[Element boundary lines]
^^^^^^^^
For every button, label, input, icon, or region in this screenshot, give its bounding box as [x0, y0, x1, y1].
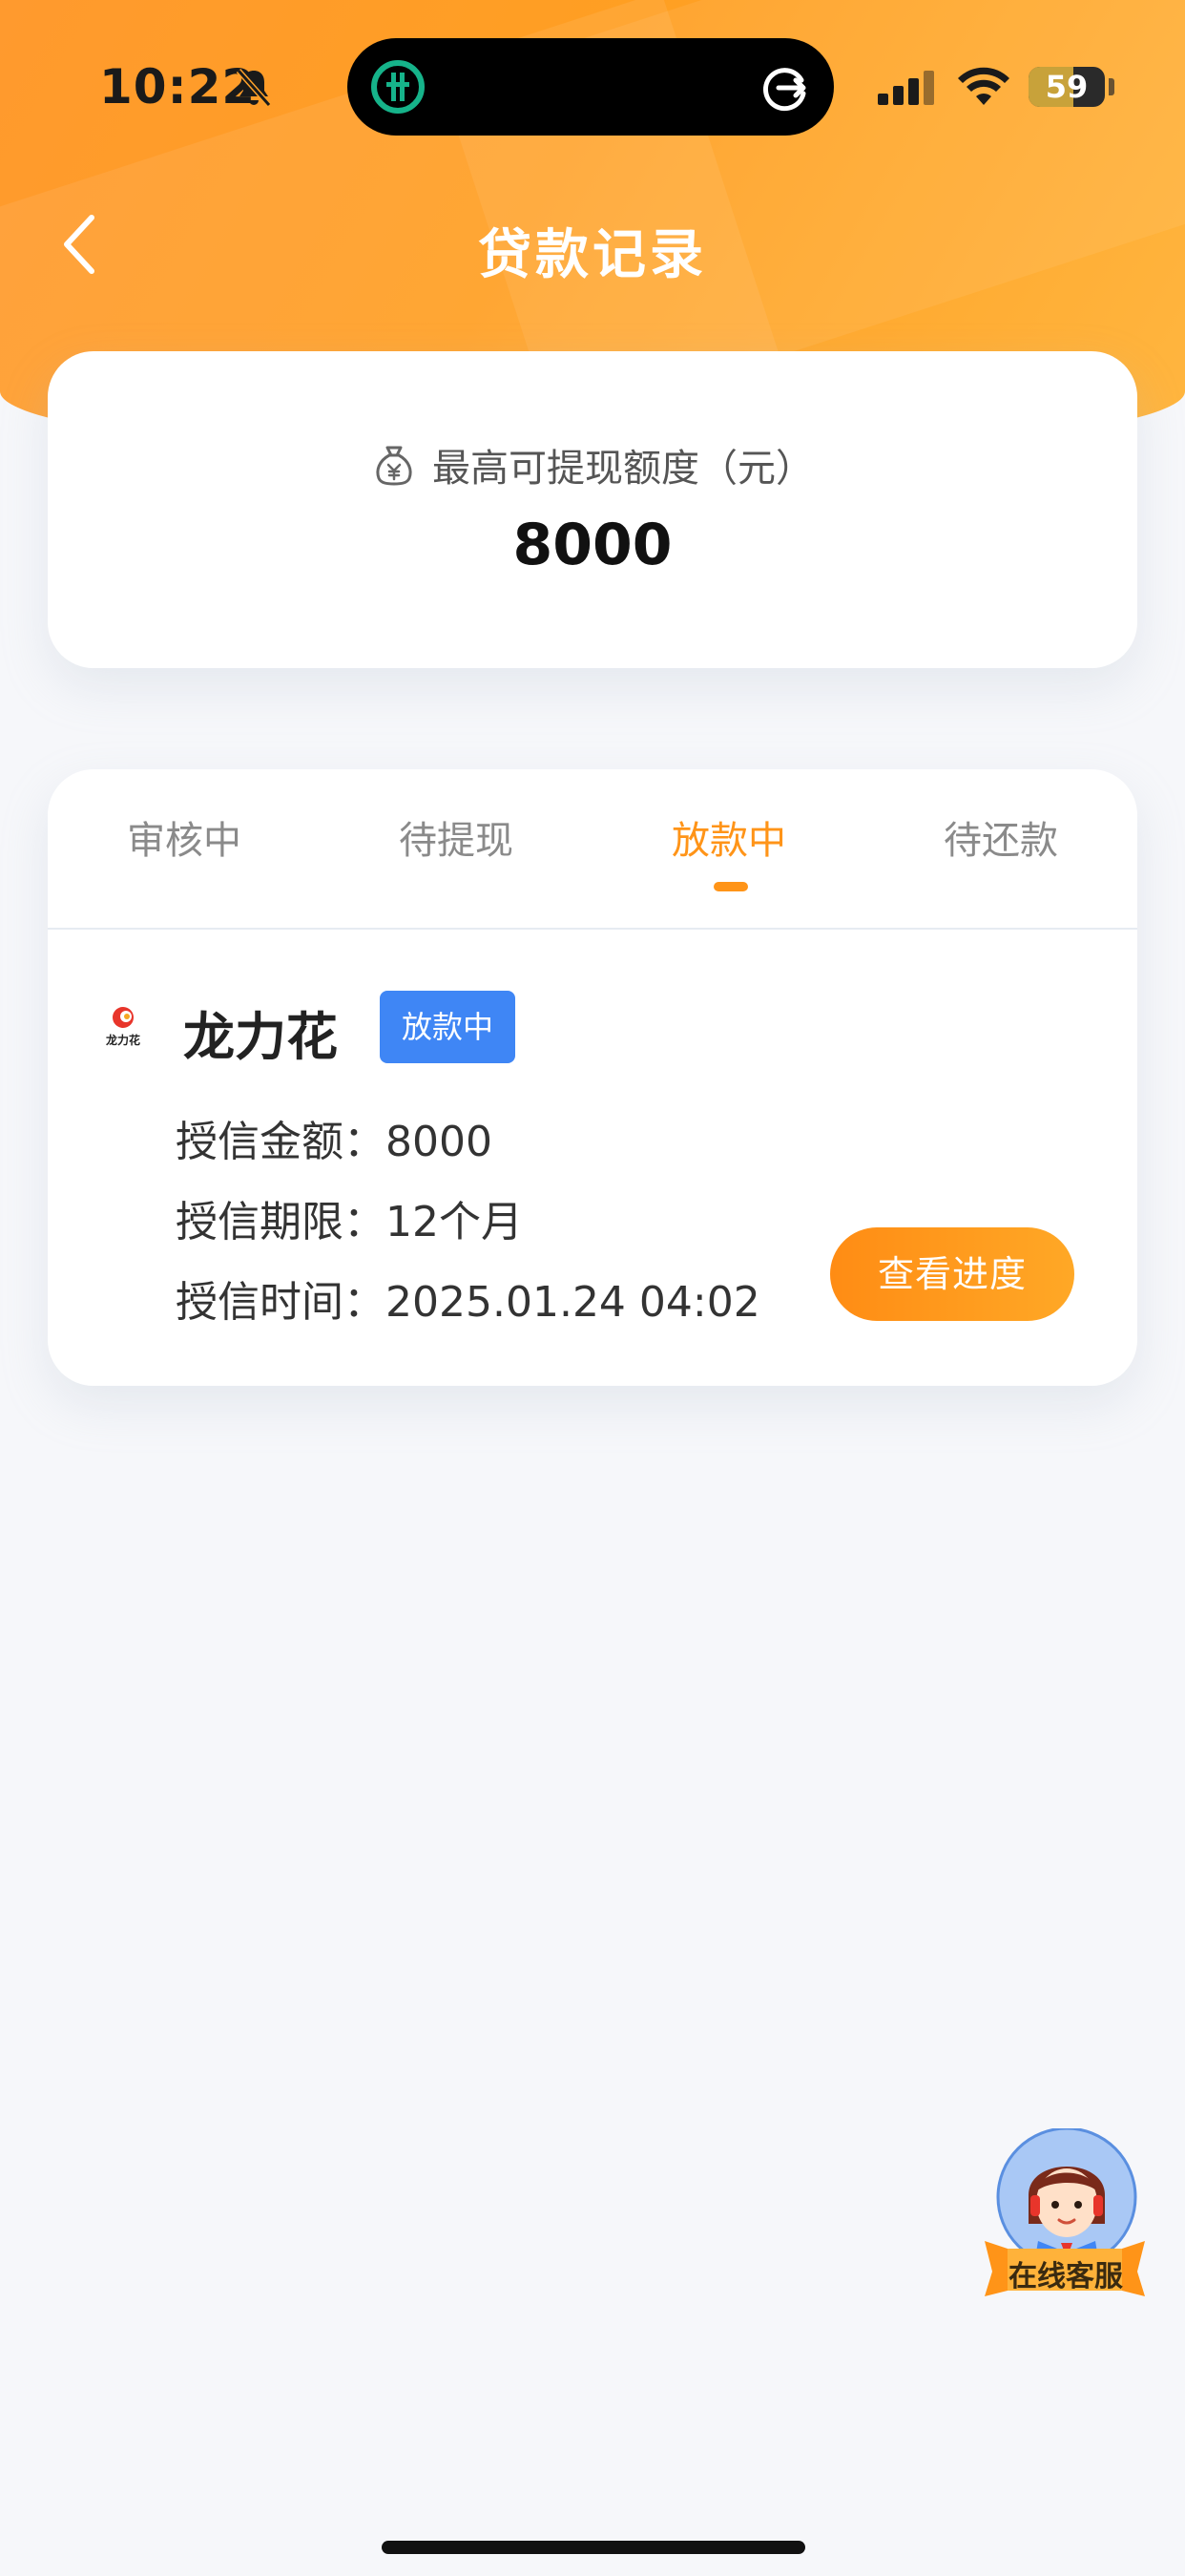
credit-amount-value: 8000 — [385, 1118, 492, 1166]
tab-pending-repayment[interactable]: 待还款 — [864, 809, 1137, 865]
online-service-button[interactable]: 在线客服 — [981, 2126, 1149, 2312]
quota-value: 8000 — [512, 512, 673, 578]
view-progress-button[interactable]: 查看进度 — [830, 1227, 1074, 1321]
signal-icon — [878, 71, 934, 105]
status-badge: 放款中 — [380, 991, 515, 1063]
credit-time-value: 2025.01.24 04:02 — [385, 1278, 760, 1327]
page-title: 贷款记录 — [478, 224, 707, 286]
credit-term-row: 授信期限：12个月 — [176, 1187, 523, 1248]
app-logo-icon — [371, 60, 425, 114]
battery-percent: 59 — [1045, 69, 1089, 105]
home-indicator — [382, 2541, 805, 2554]
credit-amount-row: 授信金额：8000 — [176, 1107, 492, 1168]
status-tabs: 审核中 待提现 放款中 待还款 — [48, 769, 1137, 930]
quota-label: 最高可提现额度（元） — [432, 447, 814, 491]
active-tab-indicator — [714, 882, 748, 891]
tab-disbursing[interactable]: 放款中 — [592, 809, 865, 865]
brand-name: 龙力花 — [183, 1007, 338, 1067]
credit-time-row: 授信时间：2025.01.24 04:02 — [176, 1267, 760, 1329]
wifi-icon — [958, 67, 1009, 105]
money-bag-icon — [376, 446, 412, 486]
credit-term-label: 授信期限： — [176, 1198, 385, 1246]
brand-logo: 龙力花 — [106, 1007, 140, 1047]
status-time: 10:22 — [99, 59, 257, 115]
quota-label-row: 最高可提现额度（元） — [48, 437, 1137, 492]
credit-time-label: 授信时间： — [176, 1278, 385, 1327]
dynamic-island — [347, 38, 834, 136]
battery-cap — [1109, 78, 1114, 95]
brand-logo-text: 龙力花 — [106, 1033, 140, 1047]
credit-term-value: 12个月 — [385, 1198, 523, 1246]
rotate-icon — [763, 68, 806, 112]
bell-slash-icon — [236, 69, 272, 107]
credit-amount-label: 授信金额： — [176, 1118, 385, 1166]
online-service-label: 在线客服 — [1008, 2260, 1123, 2293]
loan-list-card: 审核中 待提现 放款中 待还款 龙力花 龙力花 放款中 授信金额：8000 授信… — [48, 769, 1137, 1386]
tab-pending-withdraw[interactable]: 待提现 — [320, 809, 592, 865]
quota-card: 最高可提现额度（元） 8000 — [48, 351, 1137, 668]
battery-icon: 59 — [1029, 67, 1105, 107]
tab-reviewing[interactable]: 审核中 — [48, 809, 321, 865]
^^^^^^^^
Return all of the lines above exactly, without including the pictures in your answer.

**Response to this exercise:**
For every button, label, input, icon, or region in this screenshot, give its bounding box as [x0, y0, x1, y1].
credit-amount-value: 8000 — [385, 1118, 492, 1166]
tab-pending-repayment[interactable]: 待还款 — [864, 809, 1137, 865]
online-service-button[interactable]: 在线客服 — [981, 2126, 1149, 2312]
quota-value: 8000 — [512, 512, 673, 578]
view-progress-button[interactable]: 查看进度 — [830, 1227, 1074, 1321]
signal-icon — [878, 71, 934, 105]
status-badge: 放款中 — [380, 991, 515, 1063]
credit-time-value: 2025.01.24 04:02 — [385, 1278, 760, 1327]
page-title: 贷款记录 — [478, 224, 707, 286]
credit-term-row: 授信期限：12个月 — [176, 1187, 523, 1248]
app-logo-icon — [371, 60, 425, 114]
battery-percent: 59 — [1045, 69, 1089, 105]
home-indicator — [382, 2541, 805, 2554]
credit-amount-row: 授信金额：8000 — [176, 1107, 492, 1168]
status-tabs: 审核中 待提现 放款中 待还款 — [48, 769, 1137, 930]
quota-label: 最高可提现额度（元） — [432, 447, 814, 491]
active-tab-indicator — [714, 882, 748, 891]
tab-disbursing[interactable]: 放款中 — [592, 809, 865, 865]
brand-name: 龙力花 — [183, 1007, 338, 1067]
credit-time-row: 授信时间：2025.01.24 04:02 — [176, 1267, 760, 1329]
wifi-icon — [958, 67, 1009, 105]
money-bag-icon — [376, 446, 412, 486]
credit-term-label: 授信期限： — [176, 1198, 385, 1246]
brand-logo: 龙力花 — [106, 1007, 140, 1047]
status-time: 10:22 — [99, 59, 257, 115]
quota-label-row: 最高可提现额度（元） — [48, 437, 1137, 492]
credit-time-label: 授信时间： — [176, 1278, 385, 1327]
dynamic-island — [347, 38, 834, 136]
battery-cap — [1109, 78, 1114, 95]
brand-logo-text: 龙力花 — [106, 1033, 140, 1047]
credit-term-value: 12个月 — [385, 1198, 523, 1246]
rotate-icon — [763, 68, 806, 112]
bell-slash-icon — [236, 69, 272, 107]
credit-amount-label: 授信金额： — [176, 1118, 385, 1166]
online-service-label: 在线客服 — [1008, 2260, 1123, 2293]
loan-list-card: 审核中 待提现 放款中 待还款 龙力花 龙力花 放款中 授信金额：8000 授信… — [48, 769, 1137, 1386]
tab-pending-withdraw[interactable]: 待提现 — [320, 809, 592, 865]
quota-card: 最高可提现额度（元） 8000 — [48, 351, 1137, 668]
battery-icon: 59 — [1029, 67, 1105, 107]
tab-reviewing[interactable]: 审核中 — [48, 809, 321, 865]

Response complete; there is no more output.